**What is being asked**
Gather each line of the entries below that includes "error".

**Provided data**
━━━━━━━━━━━━━━━━━━━━━━━━━━━━━━
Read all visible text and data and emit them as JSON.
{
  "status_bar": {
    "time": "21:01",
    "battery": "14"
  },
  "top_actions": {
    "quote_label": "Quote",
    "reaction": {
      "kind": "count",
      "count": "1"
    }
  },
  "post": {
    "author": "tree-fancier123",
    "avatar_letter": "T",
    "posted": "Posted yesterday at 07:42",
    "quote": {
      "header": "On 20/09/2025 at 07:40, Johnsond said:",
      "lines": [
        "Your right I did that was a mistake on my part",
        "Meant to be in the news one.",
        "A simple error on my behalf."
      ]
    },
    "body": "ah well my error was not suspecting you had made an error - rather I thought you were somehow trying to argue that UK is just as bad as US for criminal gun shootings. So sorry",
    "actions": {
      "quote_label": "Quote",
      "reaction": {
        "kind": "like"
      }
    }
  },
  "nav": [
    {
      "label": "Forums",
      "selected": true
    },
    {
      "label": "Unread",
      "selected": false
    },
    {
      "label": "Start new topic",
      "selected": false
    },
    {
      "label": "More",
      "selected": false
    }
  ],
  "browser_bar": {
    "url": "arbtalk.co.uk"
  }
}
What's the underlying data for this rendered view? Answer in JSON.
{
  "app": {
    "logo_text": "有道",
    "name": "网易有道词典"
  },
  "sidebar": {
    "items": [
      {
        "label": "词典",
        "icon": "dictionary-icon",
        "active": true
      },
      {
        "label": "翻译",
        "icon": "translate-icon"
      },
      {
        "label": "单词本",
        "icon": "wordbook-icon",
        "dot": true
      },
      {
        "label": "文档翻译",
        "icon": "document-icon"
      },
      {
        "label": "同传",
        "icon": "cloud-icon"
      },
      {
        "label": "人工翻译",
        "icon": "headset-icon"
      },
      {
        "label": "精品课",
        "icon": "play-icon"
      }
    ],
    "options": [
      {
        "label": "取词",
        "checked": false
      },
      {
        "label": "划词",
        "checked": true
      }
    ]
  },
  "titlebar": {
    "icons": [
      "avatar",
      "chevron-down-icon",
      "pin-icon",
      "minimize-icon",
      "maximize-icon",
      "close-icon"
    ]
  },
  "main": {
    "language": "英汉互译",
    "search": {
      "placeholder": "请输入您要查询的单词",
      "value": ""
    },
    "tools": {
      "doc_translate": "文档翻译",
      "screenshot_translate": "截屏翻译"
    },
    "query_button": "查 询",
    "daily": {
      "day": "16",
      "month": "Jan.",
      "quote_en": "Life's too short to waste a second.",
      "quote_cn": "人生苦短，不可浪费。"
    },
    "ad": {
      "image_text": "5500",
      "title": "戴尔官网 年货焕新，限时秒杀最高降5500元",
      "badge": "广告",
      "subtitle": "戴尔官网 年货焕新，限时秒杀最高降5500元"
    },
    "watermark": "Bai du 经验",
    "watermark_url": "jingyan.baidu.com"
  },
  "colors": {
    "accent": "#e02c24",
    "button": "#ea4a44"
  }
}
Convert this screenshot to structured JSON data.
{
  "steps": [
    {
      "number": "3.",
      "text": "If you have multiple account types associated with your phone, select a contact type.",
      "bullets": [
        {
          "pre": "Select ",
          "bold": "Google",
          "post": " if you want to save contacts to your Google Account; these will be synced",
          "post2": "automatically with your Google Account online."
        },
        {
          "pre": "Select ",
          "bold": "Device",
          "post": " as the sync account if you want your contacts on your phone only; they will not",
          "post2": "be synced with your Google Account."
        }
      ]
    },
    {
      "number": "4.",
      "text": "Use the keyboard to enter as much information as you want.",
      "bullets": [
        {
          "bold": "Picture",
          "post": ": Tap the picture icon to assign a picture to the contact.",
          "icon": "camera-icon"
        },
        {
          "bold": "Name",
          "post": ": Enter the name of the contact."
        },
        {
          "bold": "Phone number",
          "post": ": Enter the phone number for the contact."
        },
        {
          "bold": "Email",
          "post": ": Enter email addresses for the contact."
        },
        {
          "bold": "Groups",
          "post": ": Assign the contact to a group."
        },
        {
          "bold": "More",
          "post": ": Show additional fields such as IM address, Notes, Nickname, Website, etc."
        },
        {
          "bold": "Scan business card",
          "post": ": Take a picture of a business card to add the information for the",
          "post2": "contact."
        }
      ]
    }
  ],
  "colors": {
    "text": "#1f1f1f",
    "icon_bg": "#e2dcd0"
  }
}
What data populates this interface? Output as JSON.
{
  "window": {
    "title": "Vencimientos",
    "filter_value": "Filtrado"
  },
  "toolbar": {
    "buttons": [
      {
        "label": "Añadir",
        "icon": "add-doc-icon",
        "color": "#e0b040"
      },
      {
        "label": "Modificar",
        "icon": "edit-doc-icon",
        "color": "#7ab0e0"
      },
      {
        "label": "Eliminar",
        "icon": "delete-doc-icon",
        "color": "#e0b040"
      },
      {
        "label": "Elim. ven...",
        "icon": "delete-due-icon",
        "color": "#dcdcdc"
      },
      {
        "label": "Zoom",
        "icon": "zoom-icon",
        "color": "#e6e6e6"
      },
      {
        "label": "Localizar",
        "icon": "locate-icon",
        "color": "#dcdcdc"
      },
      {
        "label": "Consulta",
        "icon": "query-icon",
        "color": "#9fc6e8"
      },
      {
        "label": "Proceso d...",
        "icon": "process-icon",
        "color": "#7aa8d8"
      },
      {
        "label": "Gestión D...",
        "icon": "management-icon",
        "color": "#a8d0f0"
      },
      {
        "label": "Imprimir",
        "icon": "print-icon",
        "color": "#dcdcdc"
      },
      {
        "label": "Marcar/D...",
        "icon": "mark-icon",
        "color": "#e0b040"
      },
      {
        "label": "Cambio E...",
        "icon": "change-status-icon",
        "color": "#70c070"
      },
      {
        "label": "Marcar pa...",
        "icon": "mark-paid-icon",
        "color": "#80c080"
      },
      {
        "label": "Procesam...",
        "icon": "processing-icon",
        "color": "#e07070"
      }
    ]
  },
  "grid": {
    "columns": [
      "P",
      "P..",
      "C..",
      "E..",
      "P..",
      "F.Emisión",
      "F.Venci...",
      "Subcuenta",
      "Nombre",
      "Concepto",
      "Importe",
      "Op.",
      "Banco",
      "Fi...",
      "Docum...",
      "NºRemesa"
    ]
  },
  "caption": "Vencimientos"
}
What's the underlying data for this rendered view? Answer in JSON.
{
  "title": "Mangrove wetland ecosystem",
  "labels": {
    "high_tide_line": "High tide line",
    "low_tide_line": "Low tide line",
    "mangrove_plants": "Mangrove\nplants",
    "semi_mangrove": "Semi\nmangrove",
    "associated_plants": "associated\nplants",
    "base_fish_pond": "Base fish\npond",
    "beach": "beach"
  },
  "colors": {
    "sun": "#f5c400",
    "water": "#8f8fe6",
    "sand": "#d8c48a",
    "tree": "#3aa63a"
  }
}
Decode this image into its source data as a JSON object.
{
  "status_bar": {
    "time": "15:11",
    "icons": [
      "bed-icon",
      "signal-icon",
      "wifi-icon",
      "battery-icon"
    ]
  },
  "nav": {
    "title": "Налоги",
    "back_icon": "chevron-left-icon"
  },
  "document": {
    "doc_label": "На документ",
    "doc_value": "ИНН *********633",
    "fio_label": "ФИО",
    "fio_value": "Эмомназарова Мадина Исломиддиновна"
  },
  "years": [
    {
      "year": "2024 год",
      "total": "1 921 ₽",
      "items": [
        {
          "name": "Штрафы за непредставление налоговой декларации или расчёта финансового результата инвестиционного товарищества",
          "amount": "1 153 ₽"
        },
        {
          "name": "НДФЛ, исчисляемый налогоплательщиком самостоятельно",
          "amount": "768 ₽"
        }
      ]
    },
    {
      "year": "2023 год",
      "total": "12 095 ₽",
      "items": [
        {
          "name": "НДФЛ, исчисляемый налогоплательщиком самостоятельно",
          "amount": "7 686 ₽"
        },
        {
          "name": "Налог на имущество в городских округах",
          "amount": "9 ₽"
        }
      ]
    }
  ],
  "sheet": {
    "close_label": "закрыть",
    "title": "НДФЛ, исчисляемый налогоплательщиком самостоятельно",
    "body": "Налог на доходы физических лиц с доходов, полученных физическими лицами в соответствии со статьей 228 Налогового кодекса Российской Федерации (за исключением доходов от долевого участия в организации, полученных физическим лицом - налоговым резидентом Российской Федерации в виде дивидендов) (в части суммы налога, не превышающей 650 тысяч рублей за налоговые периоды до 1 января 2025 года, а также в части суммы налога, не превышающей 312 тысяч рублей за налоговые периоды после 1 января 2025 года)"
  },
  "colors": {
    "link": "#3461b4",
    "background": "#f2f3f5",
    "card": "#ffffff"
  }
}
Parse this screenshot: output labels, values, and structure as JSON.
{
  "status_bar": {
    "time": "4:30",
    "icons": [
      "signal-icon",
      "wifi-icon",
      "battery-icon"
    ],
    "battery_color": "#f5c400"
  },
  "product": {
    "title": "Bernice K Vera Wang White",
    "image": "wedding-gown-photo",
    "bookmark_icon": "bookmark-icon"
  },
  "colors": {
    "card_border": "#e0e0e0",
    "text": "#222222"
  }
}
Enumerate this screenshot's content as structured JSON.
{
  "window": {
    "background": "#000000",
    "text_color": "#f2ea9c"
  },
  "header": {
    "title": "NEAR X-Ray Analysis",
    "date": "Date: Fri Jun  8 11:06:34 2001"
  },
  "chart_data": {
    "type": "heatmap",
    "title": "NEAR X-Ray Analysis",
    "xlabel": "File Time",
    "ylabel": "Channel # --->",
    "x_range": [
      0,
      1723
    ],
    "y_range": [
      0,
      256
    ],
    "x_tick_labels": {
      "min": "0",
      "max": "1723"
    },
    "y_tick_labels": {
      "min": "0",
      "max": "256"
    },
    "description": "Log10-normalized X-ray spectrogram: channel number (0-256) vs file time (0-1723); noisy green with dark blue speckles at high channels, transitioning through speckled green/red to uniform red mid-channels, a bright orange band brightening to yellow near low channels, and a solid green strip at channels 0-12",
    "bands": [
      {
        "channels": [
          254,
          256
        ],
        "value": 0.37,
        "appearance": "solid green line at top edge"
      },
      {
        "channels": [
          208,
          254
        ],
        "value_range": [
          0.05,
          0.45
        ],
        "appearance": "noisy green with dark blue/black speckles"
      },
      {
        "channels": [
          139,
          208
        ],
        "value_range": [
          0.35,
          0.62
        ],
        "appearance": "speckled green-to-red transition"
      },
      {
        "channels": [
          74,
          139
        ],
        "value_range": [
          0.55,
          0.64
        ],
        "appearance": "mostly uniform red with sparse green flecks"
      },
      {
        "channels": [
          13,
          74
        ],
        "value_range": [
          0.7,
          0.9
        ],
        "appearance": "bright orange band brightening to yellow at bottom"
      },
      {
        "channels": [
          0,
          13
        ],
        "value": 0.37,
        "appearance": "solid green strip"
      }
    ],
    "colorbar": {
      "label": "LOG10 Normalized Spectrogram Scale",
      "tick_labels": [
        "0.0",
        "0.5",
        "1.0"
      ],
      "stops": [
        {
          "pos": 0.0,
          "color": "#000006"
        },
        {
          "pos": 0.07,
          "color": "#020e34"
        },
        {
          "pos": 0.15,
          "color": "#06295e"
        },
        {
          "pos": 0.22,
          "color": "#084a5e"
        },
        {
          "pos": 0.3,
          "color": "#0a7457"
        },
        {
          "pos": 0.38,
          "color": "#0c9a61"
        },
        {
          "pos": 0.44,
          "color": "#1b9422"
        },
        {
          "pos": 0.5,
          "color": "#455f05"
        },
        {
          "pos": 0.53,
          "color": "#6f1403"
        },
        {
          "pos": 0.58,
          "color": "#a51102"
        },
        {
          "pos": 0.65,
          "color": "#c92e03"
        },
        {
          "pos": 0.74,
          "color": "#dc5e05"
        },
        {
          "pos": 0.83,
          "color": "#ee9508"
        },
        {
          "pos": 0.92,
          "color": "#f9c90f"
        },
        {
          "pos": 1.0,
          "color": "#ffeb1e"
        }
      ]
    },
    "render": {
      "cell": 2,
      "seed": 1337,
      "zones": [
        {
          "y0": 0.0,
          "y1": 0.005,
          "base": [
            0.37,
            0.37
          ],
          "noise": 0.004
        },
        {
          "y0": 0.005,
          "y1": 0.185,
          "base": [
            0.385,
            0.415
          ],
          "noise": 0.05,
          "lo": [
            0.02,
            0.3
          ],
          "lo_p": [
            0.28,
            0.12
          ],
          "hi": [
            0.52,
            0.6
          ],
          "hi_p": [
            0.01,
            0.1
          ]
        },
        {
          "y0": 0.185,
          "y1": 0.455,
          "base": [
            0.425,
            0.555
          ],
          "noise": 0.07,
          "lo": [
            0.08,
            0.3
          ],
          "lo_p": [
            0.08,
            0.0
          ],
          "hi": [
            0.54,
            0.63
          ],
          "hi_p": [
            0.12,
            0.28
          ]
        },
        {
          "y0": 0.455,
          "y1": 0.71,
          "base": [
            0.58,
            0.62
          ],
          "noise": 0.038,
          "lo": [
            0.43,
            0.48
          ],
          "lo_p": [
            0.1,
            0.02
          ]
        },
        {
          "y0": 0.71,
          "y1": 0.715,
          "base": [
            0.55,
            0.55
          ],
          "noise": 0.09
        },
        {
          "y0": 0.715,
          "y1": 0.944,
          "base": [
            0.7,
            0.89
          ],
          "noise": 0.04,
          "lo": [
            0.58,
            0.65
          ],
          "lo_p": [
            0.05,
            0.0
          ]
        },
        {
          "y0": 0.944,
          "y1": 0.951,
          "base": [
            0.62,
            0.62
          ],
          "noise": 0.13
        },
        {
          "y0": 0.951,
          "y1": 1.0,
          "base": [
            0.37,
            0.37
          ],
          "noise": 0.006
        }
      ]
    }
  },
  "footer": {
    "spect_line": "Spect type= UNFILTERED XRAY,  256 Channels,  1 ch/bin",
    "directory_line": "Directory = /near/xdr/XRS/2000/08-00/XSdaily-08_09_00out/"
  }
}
━━━━━━━━━━━━━━━━━━━━━━━━━━━━━━
**Task solution**
        "A simple error on my behalf."
    "body": "ah well my error was not suspecting you had made an error - rather I thought you were somehow trying to argue that UK is just as bad as US for criminal gun shootings. So sorry",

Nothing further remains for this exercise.